EXERCISE DATA

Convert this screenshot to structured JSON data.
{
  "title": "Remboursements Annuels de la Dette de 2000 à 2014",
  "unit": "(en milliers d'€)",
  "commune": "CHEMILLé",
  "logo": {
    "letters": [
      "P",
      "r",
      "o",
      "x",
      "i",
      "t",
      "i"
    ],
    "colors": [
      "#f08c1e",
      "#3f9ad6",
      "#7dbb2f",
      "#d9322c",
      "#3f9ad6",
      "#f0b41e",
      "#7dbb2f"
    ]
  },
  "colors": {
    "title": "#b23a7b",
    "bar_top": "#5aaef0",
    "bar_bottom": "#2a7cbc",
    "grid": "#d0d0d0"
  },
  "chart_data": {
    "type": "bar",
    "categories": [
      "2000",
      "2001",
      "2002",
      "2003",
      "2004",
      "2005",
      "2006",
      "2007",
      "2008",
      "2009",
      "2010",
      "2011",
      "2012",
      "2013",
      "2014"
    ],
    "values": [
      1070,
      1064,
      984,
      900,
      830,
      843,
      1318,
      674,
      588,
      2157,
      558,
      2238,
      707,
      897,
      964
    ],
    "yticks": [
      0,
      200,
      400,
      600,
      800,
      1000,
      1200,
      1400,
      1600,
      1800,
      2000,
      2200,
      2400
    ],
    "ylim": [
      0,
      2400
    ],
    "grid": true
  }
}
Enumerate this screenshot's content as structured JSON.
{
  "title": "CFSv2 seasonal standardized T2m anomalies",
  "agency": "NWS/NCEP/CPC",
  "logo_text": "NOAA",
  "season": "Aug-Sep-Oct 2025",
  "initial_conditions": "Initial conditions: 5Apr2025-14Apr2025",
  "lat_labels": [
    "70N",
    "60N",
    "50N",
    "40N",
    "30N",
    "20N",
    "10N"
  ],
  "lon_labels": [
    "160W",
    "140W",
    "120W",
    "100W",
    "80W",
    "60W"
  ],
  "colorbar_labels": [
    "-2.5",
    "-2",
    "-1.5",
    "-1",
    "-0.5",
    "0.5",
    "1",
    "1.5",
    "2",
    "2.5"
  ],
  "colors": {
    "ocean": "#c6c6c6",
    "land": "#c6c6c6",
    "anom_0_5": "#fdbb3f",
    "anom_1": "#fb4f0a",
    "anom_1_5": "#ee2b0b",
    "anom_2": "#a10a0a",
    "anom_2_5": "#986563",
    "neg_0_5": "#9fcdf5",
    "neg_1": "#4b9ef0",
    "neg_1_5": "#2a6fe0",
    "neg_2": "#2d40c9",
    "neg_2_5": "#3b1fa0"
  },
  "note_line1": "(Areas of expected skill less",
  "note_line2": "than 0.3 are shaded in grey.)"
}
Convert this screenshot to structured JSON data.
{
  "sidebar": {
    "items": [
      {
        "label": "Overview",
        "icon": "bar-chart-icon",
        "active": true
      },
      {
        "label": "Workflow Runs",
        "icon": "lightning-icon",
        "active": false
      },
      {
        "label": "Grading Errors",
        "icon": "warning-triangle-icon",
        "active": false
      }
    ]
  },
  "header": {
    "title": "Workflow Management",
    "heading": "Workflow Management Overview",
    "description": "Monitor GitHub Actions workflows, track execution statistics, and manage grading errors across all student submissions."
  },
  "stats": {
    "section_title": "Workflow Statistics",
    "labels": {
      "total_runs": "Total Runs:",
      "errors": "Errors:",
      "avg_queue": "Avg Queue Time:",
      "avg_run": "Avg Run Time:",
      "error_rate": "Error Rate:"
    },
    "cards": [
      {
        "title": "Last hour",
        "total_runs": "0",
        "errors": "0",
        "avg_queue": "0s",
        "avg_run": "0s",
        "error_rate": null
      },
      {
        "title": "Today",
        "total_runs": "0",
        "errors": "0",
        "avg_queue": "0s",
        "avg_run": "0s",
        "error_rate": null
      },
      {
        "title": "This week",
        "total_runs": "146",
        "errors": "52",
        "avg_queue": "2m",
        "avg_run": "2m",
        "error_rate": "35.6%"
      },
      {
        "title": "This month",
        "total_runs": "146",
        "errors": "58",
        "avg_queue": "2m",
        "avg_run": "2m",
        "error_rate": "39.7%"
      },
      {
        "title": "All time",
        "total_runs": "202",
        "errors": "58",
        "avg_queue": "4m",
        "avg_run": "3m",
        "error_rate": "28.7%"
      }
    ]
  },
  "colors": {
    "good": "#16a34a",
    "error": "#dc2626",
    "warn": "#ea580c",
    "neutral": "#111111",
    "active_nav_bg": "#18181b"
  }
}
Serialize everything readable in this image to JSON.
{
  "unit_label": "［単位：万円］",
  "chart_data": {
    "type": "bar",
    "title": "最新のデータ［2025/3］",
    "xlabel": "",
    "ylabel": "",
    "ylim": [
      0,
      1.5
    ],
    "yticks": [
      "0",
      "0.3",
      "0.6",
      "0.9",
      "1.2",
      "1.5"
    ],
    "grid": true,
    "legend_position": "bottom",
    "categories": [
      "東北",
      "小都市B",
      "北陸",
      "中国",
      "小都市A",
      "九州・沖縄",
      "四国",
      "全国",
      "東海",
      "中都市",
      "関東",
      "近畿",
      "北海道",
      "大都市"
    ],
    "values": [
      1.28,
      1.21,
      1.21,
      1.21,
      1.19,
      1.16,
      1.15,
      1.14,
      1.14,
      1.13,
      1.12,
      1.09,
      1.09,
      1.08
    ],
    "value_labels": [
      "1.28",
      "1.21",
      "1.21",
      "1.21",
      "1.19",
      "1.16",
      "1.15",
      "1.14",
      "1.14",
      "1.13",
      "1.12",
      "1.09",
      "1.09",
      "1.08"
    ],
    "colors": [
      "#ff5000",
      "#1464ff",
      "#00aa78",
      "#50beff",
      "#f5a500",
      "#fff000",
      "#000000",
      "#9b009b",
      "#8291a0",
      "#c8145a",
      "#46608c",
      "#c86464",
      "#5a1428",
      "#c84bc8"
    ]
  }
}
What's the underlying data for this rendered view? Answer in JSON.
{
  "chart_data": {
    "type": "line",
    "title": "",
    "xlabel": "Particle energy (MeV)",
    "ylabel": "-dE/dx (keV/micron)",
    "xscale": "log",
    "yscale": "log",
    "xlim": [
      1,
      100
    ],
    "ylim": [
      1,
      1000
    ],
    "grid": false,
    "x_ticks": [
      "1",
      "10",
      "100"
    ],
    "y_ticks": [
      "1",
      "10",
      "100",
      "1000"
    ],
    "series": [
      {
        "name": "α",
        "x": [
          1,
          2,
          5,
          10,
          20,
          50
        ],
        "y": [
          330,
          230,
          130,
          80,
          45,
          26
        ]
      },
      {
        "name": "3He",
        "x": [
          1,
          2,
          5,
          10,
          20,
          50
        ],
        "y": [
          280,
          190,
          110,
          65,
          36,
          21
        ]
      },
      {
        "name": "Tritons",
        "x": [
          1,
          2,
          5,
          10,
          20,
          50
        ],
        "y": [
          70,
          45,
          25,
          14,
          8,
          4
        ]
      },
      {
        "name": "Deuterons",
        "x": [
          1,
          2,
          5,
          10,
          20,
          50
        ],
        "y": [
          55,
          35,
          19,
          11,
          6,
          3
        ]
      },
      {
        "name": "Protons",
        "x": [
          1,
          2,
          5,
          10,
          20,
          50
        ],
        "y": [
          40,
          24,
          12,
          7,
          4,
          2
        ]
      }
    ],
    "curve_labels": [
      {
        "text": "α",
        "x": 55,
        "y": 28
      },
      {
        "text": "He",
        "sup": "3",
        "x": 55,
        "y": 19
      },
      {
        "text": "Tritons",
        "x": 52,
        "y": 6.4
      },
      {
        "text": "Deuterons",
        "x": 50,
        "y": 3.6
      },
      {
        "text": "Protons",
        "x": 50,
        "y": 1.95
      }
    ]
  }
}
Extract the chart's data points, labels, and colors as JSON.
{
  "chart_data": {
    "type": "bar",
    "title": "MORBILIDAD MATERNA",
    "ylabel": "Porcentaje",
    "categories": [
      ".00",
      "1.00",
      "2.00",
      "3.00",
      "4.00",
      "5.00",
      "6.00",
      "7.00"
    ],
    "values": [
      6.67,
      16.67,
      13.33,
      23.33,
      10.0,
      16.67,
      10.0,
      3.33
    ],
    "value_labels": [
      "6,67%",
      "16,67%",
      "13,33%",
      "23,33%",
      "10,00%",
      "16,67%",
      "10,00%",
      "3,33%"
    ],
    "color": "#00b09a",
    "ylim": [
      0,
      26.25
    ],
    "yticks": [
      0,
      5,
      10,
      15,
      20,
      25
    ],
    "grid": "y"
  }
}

TASK REQUIREMENTS
From the listing above, pick out every line containing "name".

RESPONSE TO THE TASK
        "name": "α",
        "name": "3He",
        "name": "Tritons",
        "name": "Deuterons",
        "name": "Protons",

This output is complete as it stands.